--- START OF DATA SHOWN ---
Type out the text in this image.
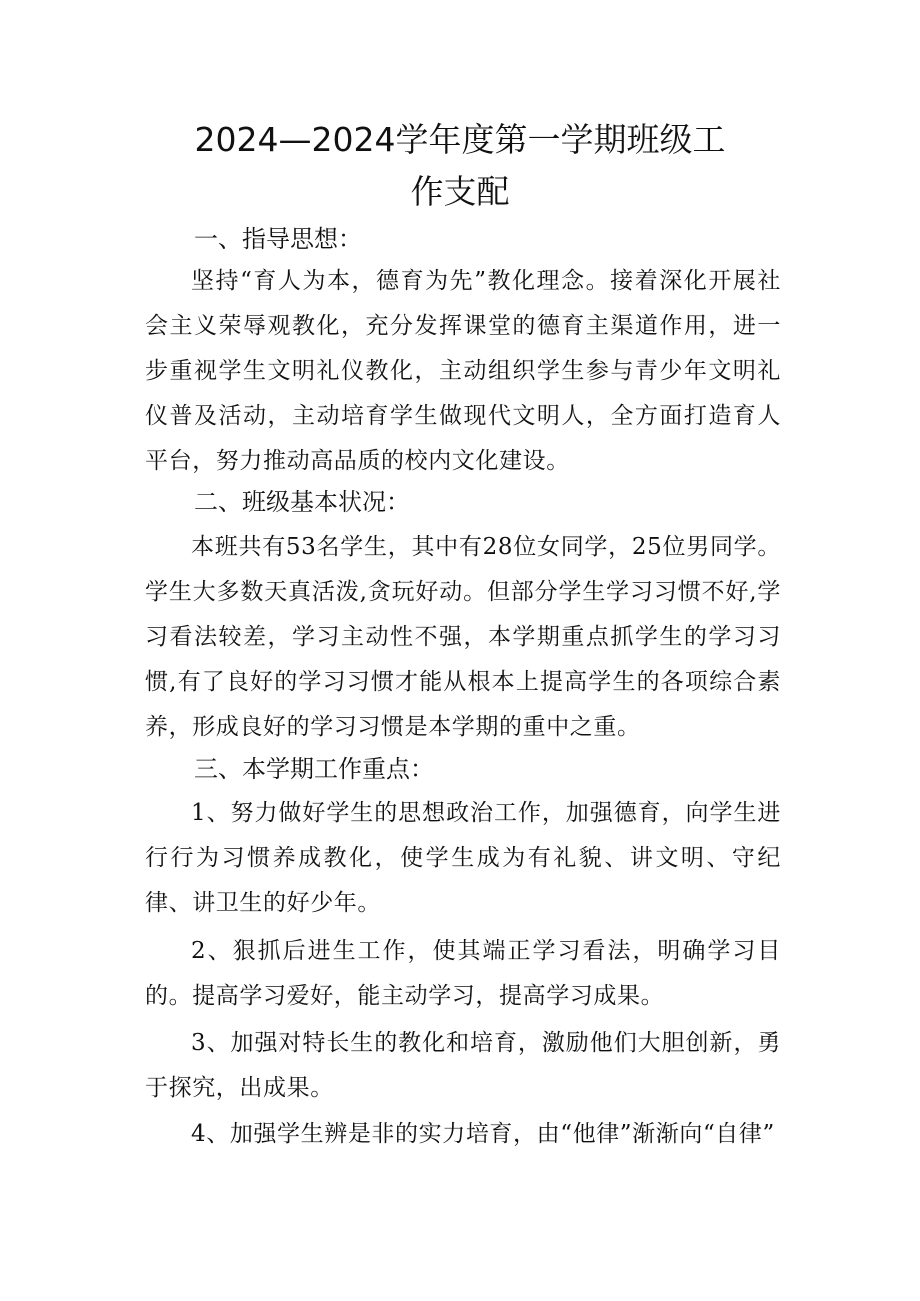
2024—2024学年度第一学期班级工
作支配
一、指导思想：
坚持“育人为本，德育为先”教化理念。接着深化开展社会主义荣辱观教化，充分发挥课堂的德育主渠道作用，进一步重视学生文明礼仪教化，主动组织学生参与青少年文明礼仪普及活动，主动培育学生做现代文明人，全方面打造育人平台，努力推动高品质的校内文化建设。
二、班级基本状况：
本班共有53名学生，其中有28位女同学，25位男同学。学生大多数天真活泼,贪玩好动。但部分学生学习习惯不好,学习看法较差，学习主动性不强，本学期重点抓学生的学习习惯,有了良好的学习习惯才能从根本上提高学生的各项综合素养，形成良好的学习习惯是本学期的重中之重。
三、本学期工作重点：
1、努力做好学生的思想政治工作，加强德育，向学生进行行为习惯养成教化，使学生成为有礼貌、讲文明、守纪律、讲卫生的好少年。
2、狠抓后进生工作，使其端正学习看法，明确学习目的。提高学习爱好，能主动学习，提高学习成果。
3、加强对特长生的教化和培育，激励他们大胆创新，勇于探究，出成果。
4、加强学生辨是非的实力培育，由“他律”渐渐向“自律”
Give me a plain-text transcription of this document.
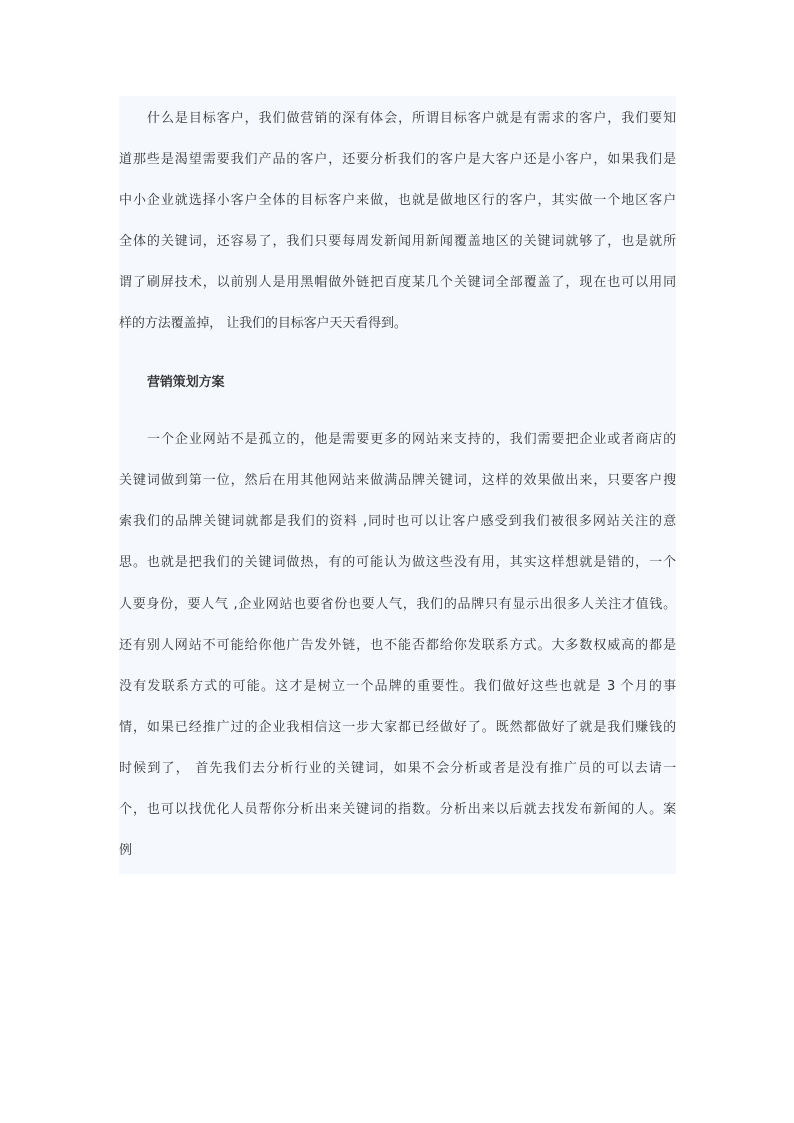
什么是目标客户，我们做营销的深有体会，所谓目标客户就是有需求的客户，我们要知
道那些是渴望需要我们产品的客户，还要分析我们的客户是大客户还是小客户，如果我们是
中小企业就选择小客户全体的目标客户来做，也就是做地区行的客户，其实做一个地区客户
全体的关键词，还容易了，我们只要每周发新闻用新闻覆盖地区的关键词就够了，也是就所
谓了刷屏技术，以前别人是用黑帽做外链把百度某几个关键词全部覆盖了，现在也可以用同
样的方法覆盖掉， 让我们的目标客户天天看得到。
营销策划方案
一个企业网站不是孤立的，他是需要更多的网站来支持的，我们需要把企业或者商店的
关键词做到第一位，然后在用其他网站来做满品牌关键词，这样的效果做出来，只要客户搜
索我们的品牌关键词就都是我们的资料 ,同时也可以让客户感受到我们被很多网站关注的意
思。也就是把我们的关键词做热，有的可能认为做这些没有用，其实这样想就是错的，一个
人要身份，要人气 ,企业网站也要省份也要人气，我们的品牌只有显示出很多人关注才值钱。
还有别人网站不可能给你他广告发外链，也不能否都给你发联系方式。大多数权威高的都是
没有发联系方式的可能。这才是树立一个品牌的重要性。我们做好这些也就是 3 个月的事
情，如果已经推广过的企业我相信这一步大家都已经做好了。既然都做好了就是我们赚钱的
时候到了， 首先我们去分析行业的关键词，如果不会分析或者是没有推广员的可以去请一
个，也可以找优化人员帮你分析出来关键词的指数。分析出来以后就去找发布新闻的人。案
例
--- END OF DATA SHOWN ---
• **WHAT IS EXPECTED**: All preceding records should be duplicated verbatim, images excepted.

• **COMPLETED EXERCISE**:
Type out the text in this image.
2024—2024学年度第一学期班级工
作支配
一、指导思想：
坚持“育人为本，德育为先”教化理念。接着深化开展社会主义荣辱观教化，充分发挥课堂的德育主渠道作用，进一步重视学生文明礼仪教化，主动组织学生参与青少年文明礼仪普及活动，主动培育学生做现代文明人，全方面打造育人平台，努力推动高品质的校内文化建设。
二、班级基本状况：
本班共有53名学生，其中有28位女同学，25位男同学。学生大多数天真活泼,贪玩好动。但部分学生学习习惯不好,学习看法较差，学习主动性不强，本学期重点抓学生的学习习惯,有了良好的学习习惯才能从根本上提高学生的各项综合素养，形成良好的学习习惯是本学期的重中之重。
三、本学期工作重点：
1、努力做好学生的思想政治工作，加强德育，向学生进行行为习惯养成教化，使学生成为有礼貌、讲文明、守纪律、讲卫生的好少年。
2、狠抓后进生工作，使其端正学习看法，明确学习目的。提高学习爱好，能主动学习，提高学习成果。
3、加强对特长生的教化和培育，激励他们大胆创新，勇于探究，出成果。
4、加强学生辨是非的实力培育，由“他律”渐渐向“自律”
Give me a plain-text transcription of this document.
什么是目标客户，我们做营销的深有体会，所谓目标客户就是有需求的客户，我们要知
道那些是渴望需要我们产品的客户，还要分析我们的客户是大客户还是小客户，如果我们是
中小企业就选择小客户全体的目标客户来做，也就是做地区行的客户，其实做一个地区客户
全体的关键词，还容易了，我们只要每周发新闻用新闻覆盖地区的关键词就够了，也是就所
谓了刷屏技术，以前别人是用黑帽做外链把百度某几个关键词全部覆盖了，现在也可以用同
样的方法覆盖掉， 让我们的目标客户天天看得到。
营销策划方案
一个企业网站不是孤立的，他是需要更多的网站来支持的，我们需要把企业或者商店的
关键词做到第一位，然后在用其他网站来做满品牌关键词，这样的效果做出来，只要客户搜
索我们的品牌关键词就都是我们的资料 ,同时也可以让客户感受到我们被很多网站关注的意
思。也就是把我们的关键词做热，有的可能认为做这些没有用，其实这样想就是错的，一个
人要身份，要人气 ,企业网站也要省份也要人气，我们的品牌只有显示出很多人关注才值钱。
还有别人网站不可能给你他广告发外链，也不能否都给你发联系方式。大多数权威高的都是
没有发联系方式的可能。这才是树立一个品牌的重要性。我们做好这些也就是 3 个月的事
情，如果已经推广过的企业我相信这一步大家都已经做好了。既然都做好了就是我们赚钱的
时候到了， 首先我们去分析行业的关键词，如果不会分析或者是没有推广员的可以去请一
个，也可以找优化人员帮你分析出来关键词的指数。分析出来以后就去找发布新闻的人。案
例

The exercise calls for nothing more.